##### Supplied material #####
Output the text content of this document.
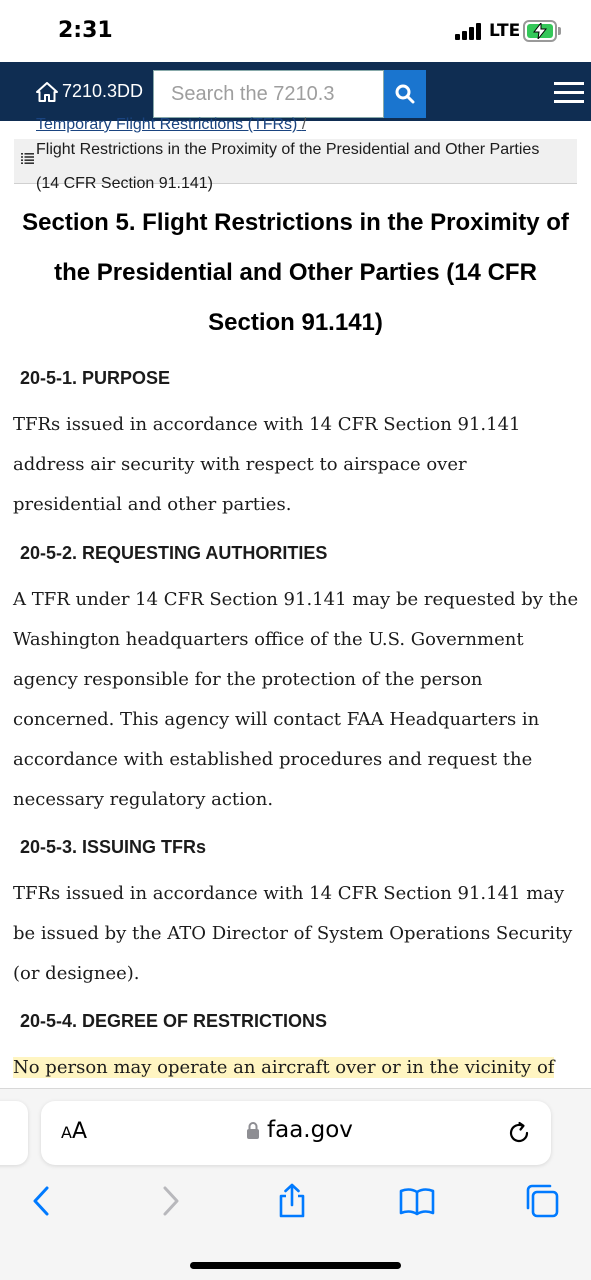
2:31	LTE
7210.3DD	Search the 7210.3
Temporary Flight Restrictions (TFRs) /
Flight Restrictions in the Proximity of the Presidential and Other Parties (14 CFR Section 91.141)
Section 5. Flight Restrictions in the Proximity of the Presidential and Other Parties (14 CFR Section 91.141)
20-5-1. PURPOSE

TFRs issued in accordance with 14 CFR Section 91.141 address air security with respect to airspace over presidential and other parties.

20-5-2. REQUESTING AUTHORITIES

A TFR under 14 CFR Section 91.141 may be requested by the Washington headquarters office of the U.S. Government agency responsible for the protection of the person concerned. This agency will contact FAA Headquarters in accordance with established procedures and request the necessary regulatory action.

20-5-3. ISSUING TFRs

TFRs issued in accordance with 14 CFR Section 91.141 may be issued by the ATO Director of System Operations Security (or designee).

20-5-4. DEGREE OF RESTRICTIONS

No person may operate an aircraft over or in the vicinity of

AA	faa.gov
#####
◆ Aim
Quote every record above exactly, leaving out the pictures.

◆ Output for this exercise
Output the text content of this document.
2:31	LTE
7210.3DD	Search the 7210.3
Temporary Flight Restrictions (TFRs) /
Flight Restrictions in the Proximity of the Presidential and Other Parties (14 CFR Section 91.141)
Section 5. Flight Restrictions in the Proximity of the Presidential and Other Parties (14 CFR Section 91.141)
20-5-1. PURPOSE

TFRs issued in accordance with 14 CFR Section 91.141 address air security with respect to airspace over presidential and other parties.

20-5-2. REQUESTING AUTHORITIES

A TFR under 14 CFR Section 91.141 may be requested by the Washington headquarters office of the U.S. Government agency responsible for the protection of the person concerned. This agency will contact FAA Headquarters in accordance with established procedures and request the necessary regulatory action.

20-5-3. ISSUING TFRs

TFRs issued in accordance with 14 CFR Section 91.141 may be issued by the ATO Director of System Operations Security (or designee).

20-5-4. DEGREE OF RESTRICTIONS

No person may operate an aircraft over or in the vicinity of

AA	faa.gov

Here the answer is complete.